- [WHAT THIS TASK INVOLVES]: According to agirl in the forum thread, what would happen to the hard-won respect and adoration if M used emotional manipulation?

- [PASSAGE GIVEN]:
SusanofO -> RE: Do you want to "just" dominate, or to totally change your sub? (4/12/2007 9:42:32 AM)

ownedgirlie: You are right. I suppose gettng over any previous bad experiences take time and willingness, and perserverance. That, plus IMO, luck comes into play, and self-awareness. I also knows Dominants can get screwed over, and sucked dry by "overly needy" by submissives, too, for example (among other things). Nobody is invulnerable to being hurt, IMO.

Hope this turns out to be a helpful thread for folks besides me (because to me it has really been a help).

- Susan  




SirDominic -> RE: Do you want to "just" dominate, or to totally change your sub? (4/12/2007 10:14:12 AM)

quote:

ORIGINAL: puella

Hello ownedgirlie,

Though I don't think it helps to dwell on it, I don't think that just because none of the Doms in that thread admitted to basically getting off on chasing skirts and dumping them to move on to the next after a rush of the conquest was over(and I am really debasing it to its lowest level there, I realize that) doesn't mean it is not a serious consideration for subs to have. I do not know many who would admit to that, or even that those who do that, recognize that that is what they are doing. So personally, I would not put much stock into the results of that thread. I do not think it is an illegitimate concern for the sub to have, nor do I think there really is any marker that can be used to estimate its legitimacy, let alone a thread in a forum where it is highly unlikely anyone is going to step up and say.. .'hey, look at what a mother fucker I am!'


Are you suggesting, puella, that not everyone on here speaks the truth and only the truth. I am shocked. SHOCKED I tell you!




puella -> RE: Do you want to "just" dominate, or to totally change your sub? (4/12/2007 10:16:15 AM)

Perhaps they are not so much lying as that they really do not even know themselves or motives well enough to recognize it as a lie?




agirl -> RE: Do you want to "just" dominate, or to totally change your sub? (4/12/2007 10:17:35 AM)

Emotional manipulation is a powerful tool and an effective one. M could use it very easily but I'd KNOW it.....and the enormous respect and the adoration  that was hard won, would slip away. Anything he gained from it would pale into insignificance in comparison to what he'd lose.

I do have to follow what he prescribes but history has shown me that no matter how much I might hate the process, the results are amazing. I don't want to do it but I want to have done it.

Some of his methods could be construed as cruel; pushing, forcing, threats of consequences........but this is where I know that I'm *known* or understood. If I was to look back and feel that the process was not worth the result and I wasn't enhanced by it, there's no way I'd embrace the next challenge.

Each time I get a glimpse of what I can achieve, that glimpse builds, brick upon brick, into a confidence in my abilities.

He tells me what I WILL do and the *doing* reveals what I CAN do, with or without him. HE shows me possibilities.

I am hugely changed from knowing and interacting with M, but I am still *me*, in fact I'm more *me*. If I wasn't changed in any way, it'd mean he'd had little impact on me or my life, which would be a bit bloody sad and most likely indicate that I was a total dullard.

Susan, the sentiment that you mentioned seems to be along the lines of * not making someone a priority, for whom you're an option*. When you just get to know someone as a person, over time.......you KNOW whether you like being around them, whether they enhance your life, whether you listen to their advice, like their thoughts and views and actually see it in action.

- [GIVEN INFORMATION]:
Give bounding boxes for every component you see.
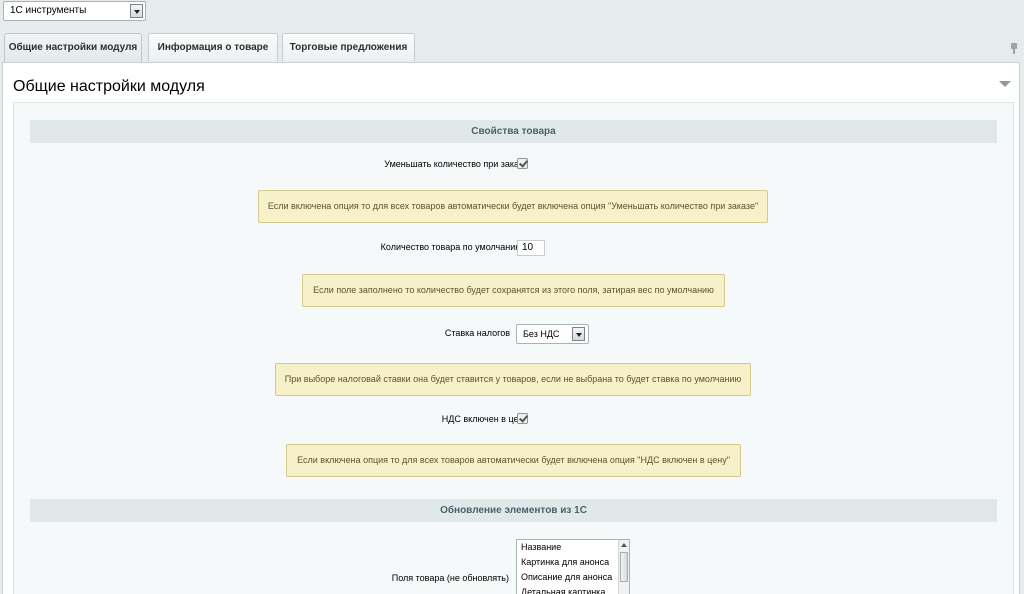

- [COMPLETE OUTPUT]: They would slip away, because she would know he was doing it.